Which lines contain the string "beschlossenen"? Please list every one of them.

** BEGIN Listed entries **

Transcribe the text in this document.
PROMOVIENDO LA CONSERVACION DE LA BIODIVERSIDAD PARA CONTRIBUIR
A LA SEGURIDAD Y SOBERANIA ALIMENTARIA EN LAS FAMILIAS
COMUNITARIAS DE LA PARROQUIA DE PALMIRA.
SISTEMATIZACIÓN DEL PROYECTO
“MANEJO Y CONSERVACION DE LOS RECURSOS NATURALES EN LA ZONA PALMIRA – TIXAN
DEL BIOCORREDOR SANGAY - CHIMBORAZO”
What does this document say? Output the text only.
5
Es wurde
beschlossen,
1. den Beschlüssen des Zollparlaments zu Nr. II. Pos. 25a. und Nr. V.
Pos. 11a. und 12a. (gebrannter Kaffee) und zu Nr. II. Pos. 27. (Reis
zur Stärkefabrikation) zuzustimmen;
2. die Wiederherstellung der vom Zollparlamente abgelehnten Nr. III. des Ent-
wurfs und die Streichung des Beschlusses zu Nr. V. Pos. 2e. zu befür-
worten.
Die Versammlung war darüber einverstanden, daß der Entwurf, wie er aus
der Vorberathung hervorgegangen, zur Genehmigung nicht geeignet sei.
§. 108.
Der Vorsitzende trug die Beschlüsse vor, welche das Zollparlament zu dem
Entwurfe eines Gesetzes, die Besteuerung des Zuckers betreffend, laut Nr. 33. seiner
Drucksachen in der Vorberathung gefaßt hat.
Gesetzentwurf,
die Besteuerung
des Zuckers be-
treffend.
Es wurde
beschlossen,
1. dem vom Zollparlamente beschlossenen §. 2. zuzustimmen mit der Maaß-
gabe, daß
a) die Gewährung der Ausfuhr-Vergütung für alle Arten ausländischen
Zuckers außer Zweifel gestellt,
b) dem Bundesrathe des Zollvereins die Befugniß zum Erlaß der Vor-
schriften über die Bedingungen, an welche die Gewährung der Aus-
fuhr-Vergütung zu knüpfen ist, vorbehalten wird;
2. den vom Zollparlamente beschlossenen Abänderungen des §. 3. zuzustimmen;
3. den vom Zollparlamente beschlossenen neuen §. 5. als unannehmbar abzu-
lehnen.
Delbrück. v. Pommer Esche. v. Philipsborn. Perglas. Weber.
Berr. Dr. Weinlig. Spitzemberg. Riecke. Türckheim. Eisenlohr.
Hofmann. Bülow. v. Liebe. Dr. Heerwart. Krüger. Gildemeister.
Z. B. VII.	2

** END Listed entries **
** BEGIN Listed entries **

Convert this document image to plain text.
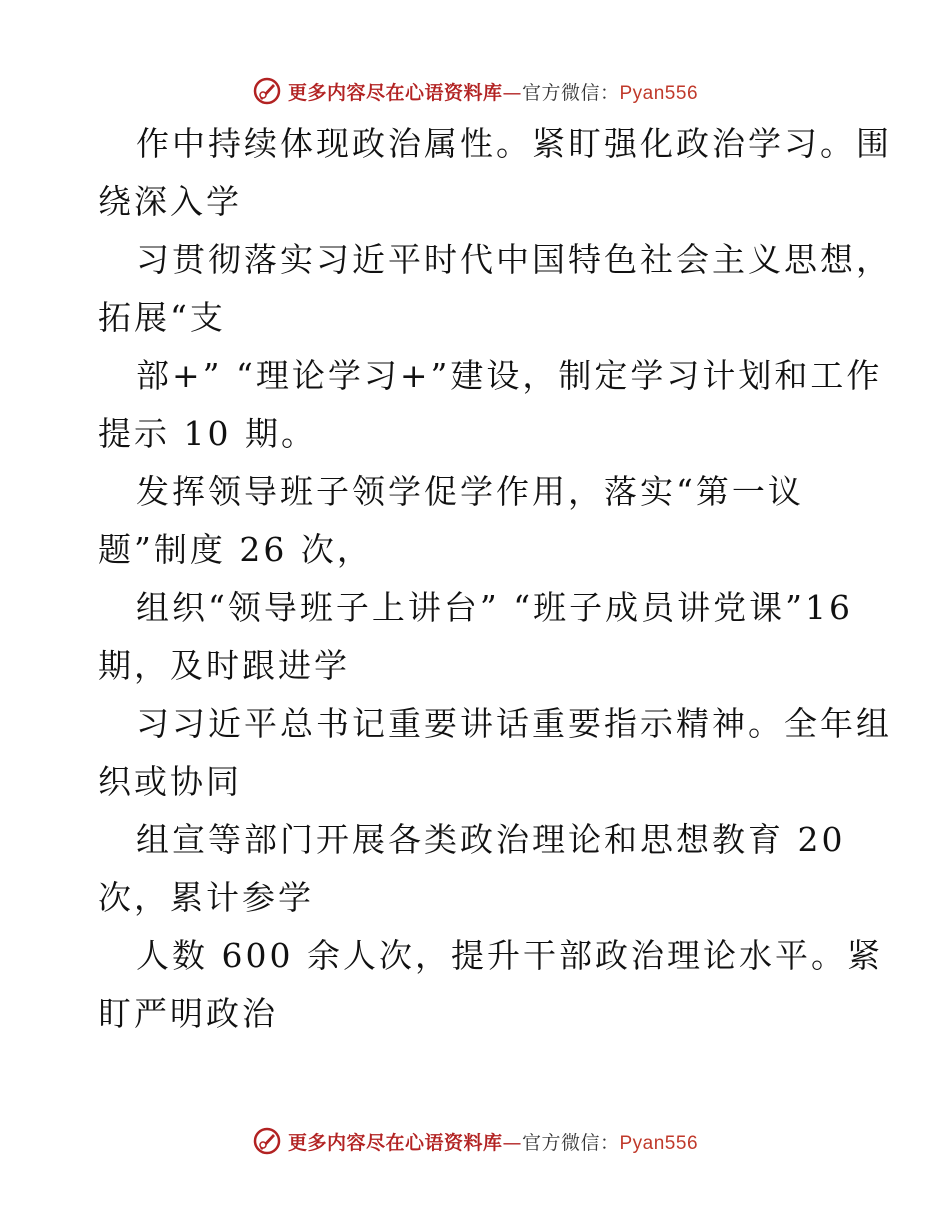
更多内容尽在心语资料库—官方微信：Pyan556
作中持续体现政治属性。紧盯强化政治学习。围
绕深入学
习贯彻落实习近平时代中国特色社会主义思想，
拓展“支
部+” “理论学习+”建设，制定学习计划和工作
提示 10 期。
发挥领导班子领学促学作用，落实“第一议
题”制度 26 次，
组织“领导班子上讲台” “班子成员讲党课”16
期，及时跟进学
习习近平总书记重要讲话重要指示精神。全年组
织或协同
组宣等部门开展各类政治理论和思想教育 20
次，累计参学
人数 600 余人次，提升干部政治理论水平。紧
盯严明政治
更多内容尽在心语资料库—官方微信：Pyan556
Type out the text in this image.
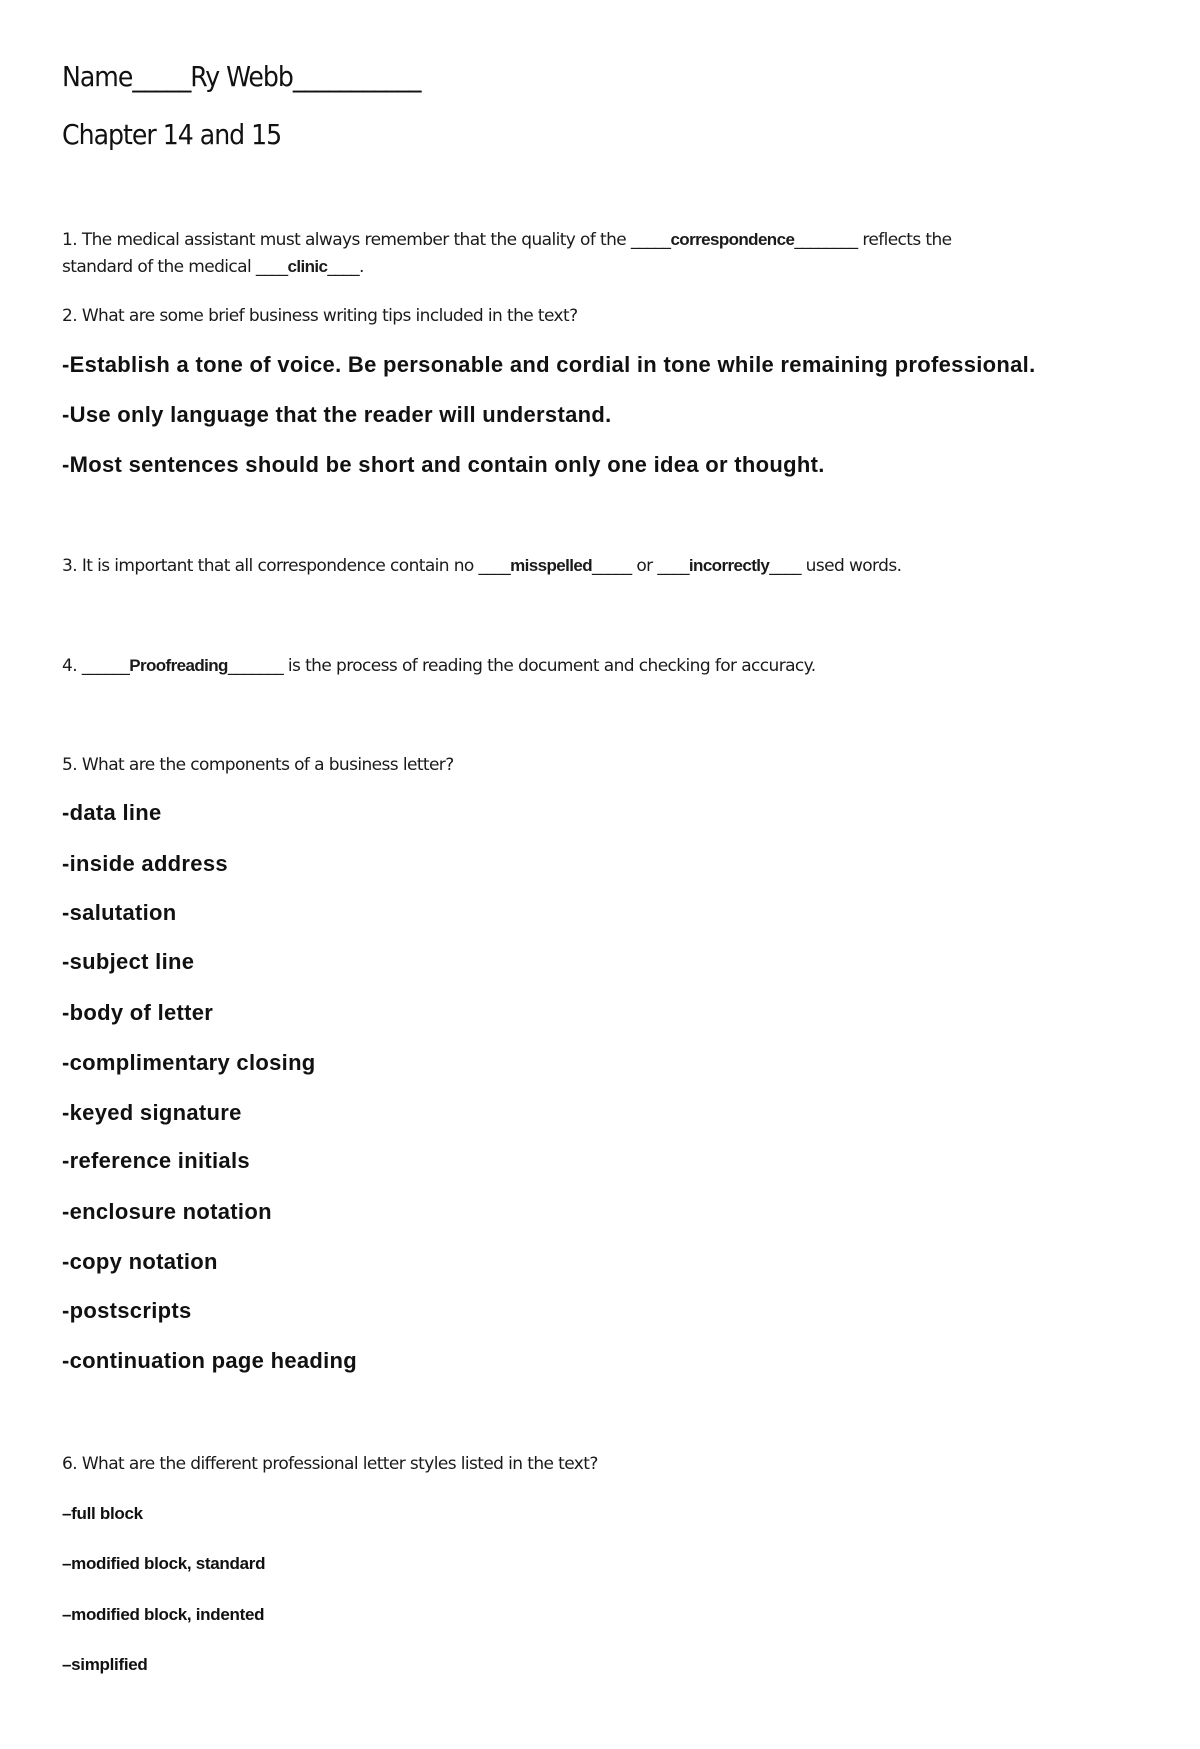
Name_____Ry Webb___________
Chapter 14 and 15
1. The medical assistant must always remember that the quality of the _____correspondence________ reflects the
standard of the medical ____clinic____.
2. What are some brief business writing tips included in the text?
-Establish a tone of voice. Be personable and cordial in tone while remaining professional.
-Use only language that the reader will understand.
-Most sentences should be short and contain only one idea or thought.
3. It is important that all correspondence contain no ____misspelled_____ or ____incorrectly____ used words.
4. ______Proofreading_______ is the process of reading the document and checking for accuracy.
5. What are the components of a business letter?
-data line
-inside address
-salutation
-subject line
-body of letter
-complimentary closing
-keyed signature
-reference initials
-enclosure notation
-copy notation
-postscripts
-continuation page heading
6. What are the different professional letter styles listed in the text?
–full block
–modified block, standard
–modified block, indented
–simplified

** END Listed entries **

Result below.
1. dem vom Zollparlamente beschlossenen §. 2. zuzustimmen mit der Maaß-
2. den vom Zollparlamente beschlossenen Abänderungen des §. 3. zuzustimmen;
3. den vom Zollparlamente beschlossenen neuen §. 5. als unannehmbar abzu-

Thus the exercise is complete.